▼

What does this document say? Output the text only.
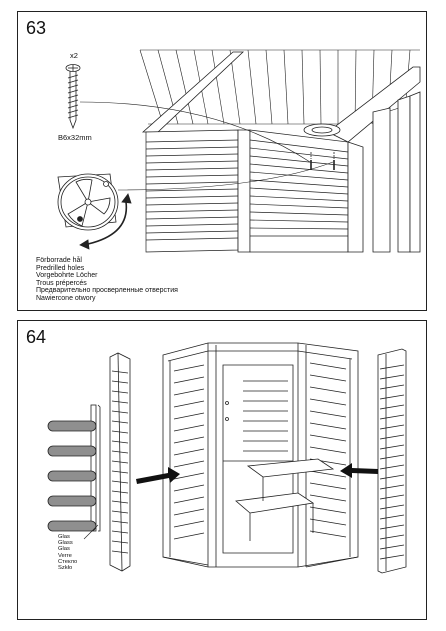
63
x2
B6x32mm
Förborrade hål
Predrilled holes
Vorgebohrte Löcher
Trous prépercés
Предварительно просверленные отверстия
Nawiercone otwory
64
Glas
Glass
Glas
Verre
Стекло
Szkło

▲

__What the task requires__
Give all the entries again exactly, dropping each picture.

__Exercise output__
What does this document say? Output the text only.
63
x2
B6x32mm
Förborrade hål
Predrilled holes
Vorgebohrte Löcher
Trous prépercés
Предварительно просверленные отверстия
Nawiercone otwory
64
Glas
Glass
Glas
Verre
Стекло
Szkło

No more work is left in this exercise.